Request:
Copy out every one of the items below word for word, keeping each line unchanged and in the same order.

[Item position entries]
╔══

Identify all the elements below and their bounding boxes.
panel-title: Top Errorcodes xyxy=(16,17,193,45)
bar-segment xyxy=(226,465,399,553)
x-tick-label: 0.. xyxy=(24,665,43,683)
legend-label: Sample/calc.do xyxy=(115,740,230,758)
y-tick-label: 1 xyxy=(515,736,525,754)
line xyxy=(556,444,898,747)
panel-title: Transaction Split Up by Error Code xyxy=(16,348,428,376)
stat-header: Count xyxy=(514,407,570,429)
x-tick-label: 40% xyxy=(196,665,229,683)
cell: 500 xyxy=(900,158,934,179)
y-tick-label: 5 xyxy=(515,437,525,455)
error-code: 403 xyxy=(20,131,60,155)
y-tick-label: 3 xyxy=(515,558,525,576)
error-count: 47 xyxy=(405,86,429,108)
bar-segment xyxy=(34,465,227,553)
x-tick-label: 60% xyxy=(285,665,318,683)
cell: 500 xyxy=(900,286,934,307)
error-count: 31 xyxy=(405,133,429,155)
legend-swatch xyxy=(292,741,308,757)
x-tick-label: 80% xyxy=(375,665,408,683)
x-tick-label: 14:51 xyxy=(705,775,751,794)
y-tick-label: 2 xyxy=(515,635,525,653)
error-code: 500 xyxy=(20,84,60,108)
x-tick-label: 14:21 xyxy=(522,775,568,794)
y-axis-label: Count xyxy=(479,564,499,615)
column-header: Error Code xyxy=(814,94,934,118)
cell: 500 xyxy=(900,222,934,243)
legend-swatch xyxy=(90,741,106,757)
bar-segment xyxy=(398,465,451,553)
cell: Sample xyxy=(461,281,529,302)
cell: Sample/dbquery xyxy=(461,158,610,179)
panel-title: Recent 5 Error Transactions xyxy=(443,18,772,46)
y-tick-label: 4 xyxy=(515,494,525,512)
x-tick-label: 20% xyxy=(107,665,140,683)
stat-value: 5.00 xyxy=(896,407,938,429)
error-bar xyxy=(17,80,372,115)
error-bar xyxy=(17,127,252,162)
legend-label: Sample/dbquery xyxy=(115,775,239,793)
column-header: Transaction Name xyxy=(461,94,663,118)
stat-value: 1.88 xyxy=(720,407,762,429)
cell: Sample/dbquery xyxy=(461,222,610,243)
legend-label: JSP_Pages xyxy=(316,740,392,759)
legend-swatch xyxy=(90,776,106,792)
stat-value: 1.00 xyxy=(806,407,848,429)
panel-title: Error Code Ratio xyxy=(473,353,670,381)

╚══

Task response:
Identify all the elements below and their bounding boxes.
panel-title: Top Errorcodes xyxy=(16,17,193,45)
bar-segment xyxy=(226,465,399,553)
x-tick-label: 0.. xyxy=(24,665,43,683)
legend-label: Sample/calc.do xyxy=(115,740,230,758)
y-tick-label: 1 xyxy=(515,736,525,754)
line xyxy=(556,444,898,747)
panel-title: Transaction Split Up by Error Code xyxy=(16,348,428,376)
stat-header: Count xyxy=(514,407,570,429)
x-tick-label: 40% xyxy=(196,665,229,683)
cell: 500 xyxy=(900,158,934,179)
y-tick-label: 5 xyxy=(515,437,525,455)
error-code: 403 xyxy=(20,131,60,155)
y-tick-label: 3 xyxy=(515,558,525,576)
error-count: 47 xyxy=(405,86,429,108)
bar-segment xyxy=(34,465,227,553)
x-tick-label: 60% xyxy=(285,665,318,683)
cell: 500 xyxy=(900,286,934,307)
error-count: 31 xyxy=(405,133,429,155)
legend-swatch xyxy=(292,741,308,757)
x-tick-label: 80% xyxy=(375,665,408,683)
x-tick-label: 14:51 xyxy=(705,775,751,794)
y-tick-label: 2 xyxy=(515,635,525,653)
error-code: 500 xyxy=(20,84,60,108)
x-tick-label: 14:21 xyxy=(522,775,568,794)
y-axis-label: Count xyxy=(479,564,499,615)
column-header: Error Code xyxy=(814,94,934,118)
cell: 500 xyxy=(900,222,934,243)
legend-swatch xyxy=(90,741,106,757)
bar-segment xyxy=(398,465,451,553)
cell: Sample xyxy=(461,281,529,302)
cell: Sample/dbquery xyxy=(461,158,610,179)
panel-title: Recent 5 Error Transactions xyxy=(443,18,772,46)
y-tick-label: 4 xyxy=(515,494,525,512)
x-tick-label: 20% xyxy=(107,665,140,683)
stat-value: 5.00 xyxy=(896,407,938,429)
error-bar xyxy=(17,80,372,115)
error-bar xyxy=(17,127,252,162)
legend-label: Sample/dbquery xyxy=(115,775,239,793)
column-header: Transaction Name xyxy=(461,94,663,118)
stat-value: 1.88 xyxy=(720,407,762,429)
cell: Sample/dbquery xyxy=(461,222,610,243)
legend-label: JSP_Pages xyxy=(316,740,392,759)
legend-swatch xyxy=(90,776,106,792)
stat-value: 1.00 xyxy=(806,407,848,429)
panel-title: Error Code Ratio xyxy=(473,353,670,381)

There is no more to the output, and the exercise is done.